▶ **What is being asked**: Word for word, restate every line of the material.

________

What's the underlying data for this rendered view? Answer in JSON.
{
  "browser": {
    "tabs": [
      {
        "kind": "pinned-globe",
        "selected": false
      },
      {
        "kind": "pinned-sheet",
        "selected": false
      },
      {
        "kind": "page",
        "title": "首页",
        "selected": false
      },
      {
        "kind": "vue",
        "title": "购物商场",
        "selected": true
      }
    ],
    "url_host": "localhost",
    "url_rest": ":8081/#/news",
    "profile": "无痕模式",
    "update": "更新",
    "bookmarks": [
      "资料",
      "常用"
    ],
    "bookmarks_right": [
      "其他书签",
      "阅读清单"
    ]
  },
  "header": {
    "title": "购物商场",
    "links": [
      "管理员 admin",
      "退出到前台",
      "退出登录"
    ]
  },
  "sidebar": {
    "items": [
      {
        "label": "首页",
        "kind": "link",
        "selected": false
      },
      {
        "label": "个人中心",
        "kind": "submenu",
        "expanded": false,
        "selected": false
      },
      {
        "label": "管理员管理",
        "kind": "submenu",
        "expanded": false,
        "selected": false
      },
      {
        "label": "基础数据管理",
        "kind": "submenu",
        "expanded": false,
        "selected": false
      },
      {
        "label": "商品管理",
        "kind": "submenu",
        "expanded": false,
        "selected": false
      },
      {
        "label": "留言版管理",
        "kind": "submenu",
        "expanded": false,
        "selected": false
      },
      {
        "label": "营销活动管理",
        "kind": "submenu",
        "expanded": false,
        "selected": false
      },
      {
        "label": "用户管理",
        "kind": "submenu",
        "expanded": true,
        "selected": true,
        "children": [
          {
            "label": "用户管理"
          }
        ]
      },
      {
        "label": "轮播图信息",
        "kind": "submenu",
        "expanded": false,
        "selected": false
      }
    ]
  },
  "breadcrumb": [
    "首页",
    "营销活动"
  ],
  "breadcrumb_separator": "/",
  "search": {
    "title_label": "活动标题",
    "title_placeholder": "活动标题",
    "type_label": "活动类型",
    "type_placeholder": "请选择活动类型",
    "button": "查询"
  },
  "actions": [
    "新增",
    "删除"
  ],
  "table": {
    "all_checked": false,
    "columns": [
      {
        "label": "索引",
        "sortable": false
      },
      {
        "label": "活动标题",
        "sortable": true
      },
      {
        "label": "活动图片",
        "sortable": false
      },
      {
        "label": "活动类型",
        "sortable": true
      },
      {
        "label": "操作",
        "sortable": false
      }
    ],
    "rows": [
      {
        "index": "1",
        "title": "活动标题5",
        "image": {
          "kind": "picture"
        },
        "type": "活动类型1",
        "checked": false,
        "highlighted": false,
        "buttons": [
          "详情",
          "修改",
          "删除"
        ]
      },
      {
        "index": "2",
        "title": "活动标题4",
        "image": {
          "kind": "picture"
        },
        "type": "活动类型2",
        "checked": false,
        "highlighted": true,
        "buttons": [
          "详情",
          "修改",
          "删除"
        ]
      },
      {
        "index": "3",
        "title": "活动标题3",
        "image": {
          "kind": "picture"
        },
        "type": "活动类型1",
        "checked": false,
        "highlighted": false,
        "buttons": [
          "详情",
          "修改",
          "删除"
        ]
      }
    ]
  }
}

________

▶ **Response to the task**:
What's the underlying data for this rendered view? Answer in JSON.
{
  "browser": {
    "tabs": [
      {
        "kind": "pinned-globe",
        "selected": false
      },
      {
        "kind": "pinned-sheet",
        "selected": false
      },
      {
        "kind": "page",
        "title": "首页",
        "selected": false
      },
      {
        "kind": "vue",
        "title": "购物商场",
        "selected": true
      }
    ],
    "url_host": "localhost",
    "url_rest": ":8081/#/news",
    "profile": "无痕模式",
    "update": "更新",
    "bookmarks": [
      "资料",
      "常用"
    ],
    "bookmarks_right": [
      "其他书签",
      "阅读清单"
    ]
  },
  "header": {
    "title": "购物商场",
    "links": [
      "管理员 admin",
      "退出到前台",
      "退出登录"
    ]
  },
  "sidebar": {
    "items": [
      {
        "label": "首页",
        "kind": "link",
        "selected": false
      },
      {
        "label": "个人中心",
        "kind": "submenu",
        "expanded": false,
        "selected": false
      },
      {
        "label": "管理员管理",
        "kind": "submenu",
        "expanded": false,
        "selected": false
      },
      {
        "label": "基础数据管理",
        "kind": "submenu",
        "expanded": false,
        "selected": false
      },
      {
        "label": "商品管理",
        "kind": "submenu",
        "expanded": false,
        "selected": false
      },
      {
        "label": "留言版管理",
        "kind": "submenu",
        "expanded": false,
        "selected": false
      },
      {
        "label": "营销活动管理",
        "kind": "submenu",
        "expanded": false,
        "selected": false
      },
      {
        "label": "用户管理",
        "kind": "submenu",
        "expanded": true,
        "selected": true,
        "children": [
          {
            "label": "用户管理"
          }
        ]
      },
      {
        "label": "轮播图信息",
        "kind": "submenu",
        "expanded": false,
        "selected": false
      }
    ]
  },
  "breadcrumb": [
    "首页",
    "营销活动"
  ],
  "breadcrumb_separator": "/",
  "search": {
    "title_label": "活动标题",
    "title_placeholder": "活动标题",
    "type_label": "活动类型",
    "type_placeholder": "请选择活动类型",
    "button": "查询"
  },
  "actions": [
    "新增",
    "删除"
  ],
  "table": {
    "all_checked": false,
    "columns": [
      {
        "label": "索引",
        "sortable": false
      },
      {
        "label": "活动标题",
        "sortable": true
      },
      {
        "label": "活动图片",
        "sortable": false
      },
      {
        "label": "活动类型",
        "sortable": true
      },
      {
        "label": "操作",
        "sortable": false
      }
    ],
    "rows": [
      {
        "index": "1",
        "title": "活动标题5",
        "image": {
          "kind": "picture"
        },
        "type": "活动类型1",
        "checked": false,
        "highlighted": false,
        "buttons": [
          "详情",
          "修改",
          "删除"
        ]
      },
      {
        "index": "2",
        "title": "活动标题4",
        "image": {
          "kind": "picture"
        },
        "type": "活动类型2",
        "checked": false,
        "highlighted": true,
        "buttons": [
          "详情",
          "修改",
          "删除"
        ]
      },
      {
        "index": "3",
        "title": "活动标题3",
        "image": {
          "kind": "picture"
        },
        "type": "活动类型1",
        "checked": false,
        "highlighted": false,
        "buttons": [
          "详情",
          "修改",
          "删除"
        ]
      }
    ]
  }
}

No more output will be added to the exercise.